- _DO THIS_
Show every line in the entries below where the word "Федерации" appears.

- _EXERCISE MATERIALS_
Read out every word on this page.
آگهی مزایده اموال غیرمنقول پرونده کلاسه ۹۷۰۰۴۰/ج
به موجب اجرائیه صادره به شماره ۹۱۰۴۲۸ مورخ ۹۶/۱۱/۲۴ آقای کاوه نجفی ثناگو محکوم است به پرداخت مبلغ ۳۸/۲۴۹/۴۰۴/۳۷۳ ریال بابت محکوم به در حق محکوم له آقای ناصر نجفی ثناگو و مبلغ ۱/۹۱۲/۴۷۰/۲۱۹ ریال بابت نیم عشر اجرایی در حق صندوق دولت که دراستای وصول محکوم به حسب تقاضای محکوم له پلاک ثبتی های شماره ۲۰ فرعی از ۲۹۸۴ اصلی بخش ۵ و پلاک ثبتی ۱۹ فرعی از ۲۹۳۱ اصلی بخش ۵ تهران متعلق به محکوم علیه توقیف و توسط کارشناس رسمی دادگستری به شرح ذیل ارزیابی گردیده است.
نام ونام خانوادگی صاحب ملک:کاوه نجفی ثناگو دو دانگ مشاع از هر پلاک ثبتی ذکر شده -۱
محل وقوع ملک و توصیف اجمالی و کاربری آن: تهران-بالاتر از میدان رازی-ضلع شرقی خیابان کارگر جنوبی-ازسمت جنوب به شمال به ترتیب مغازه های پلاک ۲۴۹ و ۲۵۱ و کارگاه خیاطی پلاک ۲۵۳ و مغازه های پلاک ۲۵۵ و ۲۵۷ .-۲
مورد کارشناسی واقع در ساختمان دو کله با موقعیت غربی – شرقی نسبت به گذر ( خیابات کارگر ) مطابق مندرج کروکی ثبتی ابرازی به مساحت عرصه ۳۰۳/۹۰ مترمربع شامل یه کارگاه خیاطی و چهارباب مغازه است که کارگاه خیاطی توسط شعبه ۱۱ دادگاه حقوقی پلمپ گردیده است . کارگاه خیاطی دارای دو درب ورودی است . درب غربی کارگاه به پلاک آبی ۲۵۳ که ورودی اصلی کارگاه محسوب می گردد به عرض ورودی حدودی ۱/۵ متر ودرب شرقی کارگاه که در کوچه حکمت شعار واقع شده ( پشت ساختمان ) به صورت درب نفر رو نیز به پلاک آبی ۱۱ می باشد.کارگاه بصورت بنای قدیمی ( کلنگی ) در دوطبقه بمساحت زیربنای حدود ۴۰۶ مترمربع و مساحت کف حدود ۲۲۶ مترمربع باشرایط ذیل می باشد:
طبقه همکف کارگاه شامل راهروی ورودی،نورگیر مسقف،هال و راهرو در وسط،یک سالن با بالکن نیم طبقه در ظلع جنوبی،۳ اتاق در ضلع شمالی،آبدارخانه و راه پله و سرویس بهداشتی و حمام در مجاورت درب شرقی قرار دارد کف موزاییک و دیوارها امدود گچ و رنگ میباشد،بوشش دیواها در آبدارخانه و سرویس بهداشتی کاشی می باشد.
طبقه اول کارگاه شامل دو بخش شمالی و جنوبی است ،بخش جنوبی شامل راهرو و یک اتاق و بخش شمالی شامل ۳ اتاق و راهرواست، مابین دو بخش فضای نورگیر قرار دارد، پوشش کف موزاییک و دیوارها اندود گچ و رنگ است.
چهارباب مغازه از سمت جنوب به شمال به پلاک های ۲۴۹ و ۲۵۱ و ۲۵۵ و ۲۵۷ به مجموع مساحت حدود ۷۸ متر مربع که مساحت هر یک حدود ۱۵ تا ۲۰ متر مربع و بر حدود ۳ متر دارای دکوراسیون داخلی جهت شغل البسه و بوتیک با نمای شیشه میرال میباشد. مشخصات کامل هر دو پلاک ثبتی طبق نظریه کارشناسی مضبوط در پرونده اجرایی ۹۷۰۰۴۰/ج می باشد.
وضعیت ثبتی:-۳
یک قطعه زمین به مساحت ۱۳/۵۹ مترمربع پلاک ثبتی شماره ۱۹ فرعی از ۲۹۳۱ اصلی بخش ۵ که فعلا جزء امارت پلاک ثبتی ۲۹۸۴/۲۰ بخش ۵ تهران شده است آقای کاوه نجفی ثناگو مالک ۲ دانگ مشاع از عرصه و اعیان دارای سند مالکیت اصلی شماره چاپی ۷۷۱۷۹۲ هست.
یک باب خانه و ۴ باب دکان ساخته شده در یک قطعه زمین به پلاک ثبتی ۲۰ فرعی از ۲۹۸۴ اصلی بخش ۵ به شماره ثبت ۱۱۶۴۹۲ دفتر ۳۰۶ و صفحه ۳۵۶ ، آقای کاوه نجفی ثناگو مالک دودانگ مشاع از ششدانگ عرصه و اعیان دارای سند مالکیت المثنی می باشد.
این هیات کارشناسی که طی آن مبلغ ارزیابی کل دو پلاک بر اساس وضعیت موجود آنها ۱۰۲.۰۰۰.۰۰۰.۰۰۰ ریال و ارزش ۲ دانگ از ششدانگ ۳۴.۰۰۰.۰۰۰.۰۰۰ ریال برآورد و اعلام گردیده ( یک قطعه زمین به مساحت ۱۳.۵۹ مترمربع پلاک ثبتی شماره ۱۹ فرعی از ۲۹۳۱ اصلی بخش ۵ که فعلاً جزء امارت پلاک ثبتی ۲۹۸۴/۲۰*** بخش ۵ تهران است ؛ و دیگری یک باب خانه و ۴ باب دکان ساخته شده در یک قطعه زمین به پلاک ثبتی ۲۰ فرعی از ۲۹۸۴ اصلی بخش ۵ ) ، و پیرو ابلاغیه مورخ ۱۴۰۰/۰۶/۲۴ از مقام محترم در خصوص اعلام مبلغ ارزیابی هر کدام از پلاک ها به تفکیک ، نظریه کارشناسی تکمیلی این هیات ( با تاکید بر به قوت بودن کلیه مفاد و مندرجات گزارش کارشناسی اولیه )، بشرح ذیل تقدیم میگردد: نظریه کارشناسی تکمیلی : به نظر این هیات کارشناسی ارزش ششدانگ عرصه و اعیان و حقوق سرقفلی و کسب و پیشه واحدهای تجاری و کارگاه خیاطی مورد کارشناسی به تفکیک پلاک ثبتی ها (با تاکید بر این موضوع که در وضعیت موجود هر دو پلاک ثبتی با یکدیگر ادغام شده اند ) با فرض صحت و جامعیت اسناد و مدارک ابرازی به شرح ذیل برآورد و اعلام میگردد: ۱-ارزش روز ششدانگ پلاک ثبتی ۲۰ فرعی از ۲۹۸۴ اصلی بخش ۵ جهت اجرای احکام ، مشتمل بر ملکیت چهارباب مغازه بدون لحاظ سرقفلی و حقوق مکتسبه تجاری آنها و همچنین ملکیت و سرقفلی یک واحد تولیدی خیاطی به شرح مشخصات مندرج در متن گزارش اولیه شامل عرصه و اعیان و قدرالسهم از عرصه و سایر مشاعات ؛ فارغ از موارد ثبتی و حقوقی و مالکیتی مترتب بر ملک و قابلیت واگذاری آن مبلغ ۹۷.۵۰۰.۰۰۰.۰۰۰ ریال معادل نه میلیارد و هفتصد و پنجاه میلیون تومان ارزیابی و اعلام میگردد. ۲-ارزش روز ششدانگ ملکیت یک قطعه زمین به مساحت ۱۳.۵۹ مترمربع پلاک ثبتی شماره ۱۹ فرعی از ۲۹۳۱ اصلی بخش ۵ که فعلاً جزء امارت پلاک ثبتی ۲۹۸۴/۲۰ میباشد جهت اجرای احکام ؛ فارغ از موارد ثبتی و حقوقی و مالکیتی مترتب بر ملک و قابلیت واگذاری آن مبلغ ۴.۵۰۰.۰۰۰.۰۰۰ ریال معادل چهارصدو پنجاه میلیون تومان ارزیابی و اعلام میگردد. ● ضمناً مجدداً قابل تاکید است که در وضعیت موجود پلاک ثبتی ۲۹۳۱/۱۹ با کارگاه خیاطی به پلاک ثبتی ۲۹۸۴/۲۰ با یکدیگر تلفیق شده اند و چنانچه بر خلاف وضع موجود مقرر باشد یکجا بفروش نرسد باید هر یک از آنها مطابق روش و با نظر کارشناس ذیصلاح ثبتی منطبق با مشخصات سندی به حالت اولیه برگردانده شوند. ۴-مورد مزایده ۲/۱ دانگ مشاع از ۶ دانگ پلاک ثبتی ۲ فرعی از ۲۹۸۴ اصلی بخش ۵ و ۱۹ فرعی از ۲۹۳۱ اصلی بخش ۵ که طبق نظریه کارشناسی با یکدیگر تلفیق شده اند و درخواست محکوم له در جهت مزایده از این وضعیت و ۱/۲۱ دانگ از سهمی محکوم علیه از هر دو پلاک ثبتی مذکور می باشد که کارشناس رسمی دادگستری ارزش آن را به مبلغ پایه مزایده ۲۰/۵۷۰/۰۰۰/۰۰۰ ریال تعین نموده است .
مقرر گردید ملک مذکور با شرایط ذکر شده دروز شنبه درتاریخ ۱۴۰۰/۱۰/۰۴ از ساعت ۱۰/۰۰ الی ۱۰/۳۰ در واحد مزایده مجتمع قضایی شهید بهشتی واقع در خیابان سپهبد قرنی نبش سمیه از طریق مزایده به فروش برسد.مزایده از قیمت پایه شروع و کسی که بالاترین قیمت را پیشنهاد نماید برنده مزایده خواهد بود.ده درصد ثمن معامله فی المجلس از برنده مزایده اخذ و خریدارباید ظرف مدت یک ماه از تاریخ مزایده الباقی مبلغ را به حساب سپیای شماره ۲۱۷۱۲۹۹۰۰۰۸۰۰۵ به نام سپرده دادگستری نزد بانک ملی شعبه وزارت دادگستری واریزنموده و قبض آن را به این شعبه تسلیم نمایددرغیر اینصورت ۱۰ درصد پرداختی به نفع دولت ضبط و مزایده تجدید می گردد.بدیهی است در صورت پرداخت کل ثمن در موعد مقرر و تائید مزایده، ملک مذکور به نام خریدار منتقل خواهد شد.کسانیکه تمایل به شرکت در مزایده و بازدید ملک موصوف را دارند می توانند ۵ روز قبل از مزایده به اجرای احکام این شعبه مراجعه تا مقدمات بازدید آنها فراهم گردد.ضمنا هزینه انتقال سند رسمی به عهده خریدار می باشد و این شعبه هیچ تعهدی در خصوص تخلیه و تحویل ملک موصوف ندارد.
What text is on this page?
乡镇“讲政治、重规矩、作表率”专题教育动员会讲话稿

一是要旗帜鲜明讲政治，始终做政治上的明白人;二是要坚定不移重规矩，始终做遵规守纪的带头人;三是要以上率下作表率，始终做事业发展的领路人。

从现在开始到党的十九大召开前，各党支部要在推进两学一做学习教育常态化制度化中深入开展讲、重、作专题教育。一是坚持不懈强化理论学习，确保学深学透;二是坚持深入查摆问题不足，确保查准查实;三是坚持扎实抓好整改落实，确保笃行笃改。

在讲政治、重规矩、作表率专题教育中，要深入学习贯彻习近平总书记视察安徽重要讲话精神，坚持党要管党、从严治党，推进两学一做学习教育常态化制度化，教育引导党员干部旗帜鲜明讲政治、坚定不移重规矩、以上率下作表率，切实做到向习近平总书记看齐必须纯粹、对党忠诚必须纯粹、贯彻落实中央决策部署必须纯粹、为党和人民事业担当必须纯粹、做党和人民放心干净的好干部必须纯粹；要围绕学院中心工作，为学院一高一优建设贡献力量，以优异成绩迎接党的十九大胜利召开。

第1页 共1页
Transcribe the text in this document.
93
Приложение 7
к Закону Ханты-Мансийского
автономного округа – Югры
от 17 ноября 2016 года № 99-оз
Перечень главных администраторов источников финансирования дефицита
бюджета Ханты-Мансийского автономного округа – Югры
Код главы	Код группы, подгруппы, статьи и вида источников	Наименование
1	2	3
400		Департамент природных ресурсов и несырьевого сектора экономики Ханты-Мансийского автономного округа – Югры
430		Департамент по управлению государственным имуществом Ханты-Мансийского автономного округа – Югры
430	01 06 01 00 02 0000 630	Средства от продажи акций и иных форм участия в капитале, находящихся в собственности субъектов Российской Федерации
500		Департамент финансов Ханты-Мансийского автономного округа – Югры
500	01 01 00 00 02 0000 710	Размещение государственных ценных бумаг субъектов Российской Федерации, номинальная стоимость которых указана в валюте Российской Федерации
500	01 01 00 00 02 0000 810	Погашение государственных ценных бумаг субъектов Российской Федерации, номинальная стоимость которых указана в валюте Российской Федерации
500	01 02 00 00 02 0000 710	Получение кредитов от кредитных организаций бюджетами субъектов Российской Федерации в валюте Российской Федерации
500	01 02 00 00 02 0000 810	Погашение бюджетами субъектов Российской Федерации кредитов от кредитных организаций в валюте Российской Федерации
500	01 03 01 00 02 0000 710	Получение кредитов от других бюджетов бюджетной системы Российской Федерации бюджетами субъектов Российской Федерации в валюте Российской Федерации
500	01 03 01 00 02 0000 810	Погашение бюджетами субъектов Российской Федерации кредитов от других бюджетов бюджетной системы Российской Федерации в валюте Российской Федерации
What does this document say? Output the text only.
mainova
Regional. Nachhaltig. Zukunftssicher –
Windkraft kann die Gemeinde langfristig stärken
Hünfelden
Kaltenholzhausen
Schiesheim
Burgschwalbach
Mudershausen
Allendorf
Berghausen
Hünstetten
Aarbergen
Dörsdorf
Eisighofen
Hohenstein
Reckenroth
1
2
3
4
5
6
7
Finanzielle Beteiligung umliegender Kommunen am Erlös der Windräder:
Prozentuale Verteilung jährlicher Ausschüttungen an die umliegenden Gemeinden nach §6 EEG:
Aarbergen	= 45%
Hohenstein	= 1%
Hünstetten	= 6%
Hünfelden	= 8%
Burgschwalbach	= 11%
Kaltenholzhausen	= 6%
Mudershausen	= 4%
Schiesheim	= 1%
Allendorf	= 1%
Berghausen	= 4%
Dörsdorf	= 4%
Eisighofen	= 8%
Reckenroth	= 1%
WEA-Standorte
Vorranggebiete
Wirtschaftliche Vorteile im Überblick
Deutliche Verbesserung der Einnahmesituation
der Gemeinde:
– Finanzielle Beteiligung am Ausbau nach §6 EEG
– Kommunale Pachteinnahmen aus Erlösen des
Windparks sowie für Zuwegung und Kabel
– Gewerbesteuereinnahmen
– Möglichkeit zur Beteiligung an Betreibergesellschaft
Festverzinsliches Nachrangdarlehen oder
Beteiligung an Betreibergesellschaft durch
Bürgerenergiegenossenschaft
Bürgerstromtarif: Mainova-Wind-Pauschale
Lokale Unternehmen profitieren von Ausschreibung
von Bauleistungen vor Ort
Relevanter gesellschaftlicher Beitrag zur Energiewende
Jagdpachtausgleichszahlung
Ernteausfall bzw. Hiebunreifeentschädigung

- _SOLUTION_
430	01 06 01 00 02 0000 630	Средства от продажи акций и иных форм участия в капитале, находящихся в собственности субъектов Российской Федерации
500	01 01 00 00 02 0000 710	Размещение государственных ценных бумаг субъектов Российской Федерации, номинальная стоимость которых указана в валюте Российской Федерации
500	01 01 00 00 02 0000 810	Погашение государственных ценных бумаг субъектов Российской Федерации, номинальная стоимость которых указана в валюте Российской Федерации
500	01 02 00 00 02 0000 710	Получение кредитов от кредитных организаций бюджетами субъектов Российской Федерации в валюте Российской Федерации
500	01 02 00 00 02 0000 810	Погашение бюджетами субъектов Российской Федерации кредитов от кредитных организаций в валюте Российской Федерации
500	01 03 01 00 02 0000 710	Получение кредитов от других бюджетов бюджетной системы Российской Федерации бюджетами субъектов Российской Федерации в валюте Российской Федерации
500	01 03 01 00 02 0000 810	Погашение бюджетами субъектов Российской Федерации кредитов от других бюджетов бюджетной системы Российской Федерации в валюте Российской Федерации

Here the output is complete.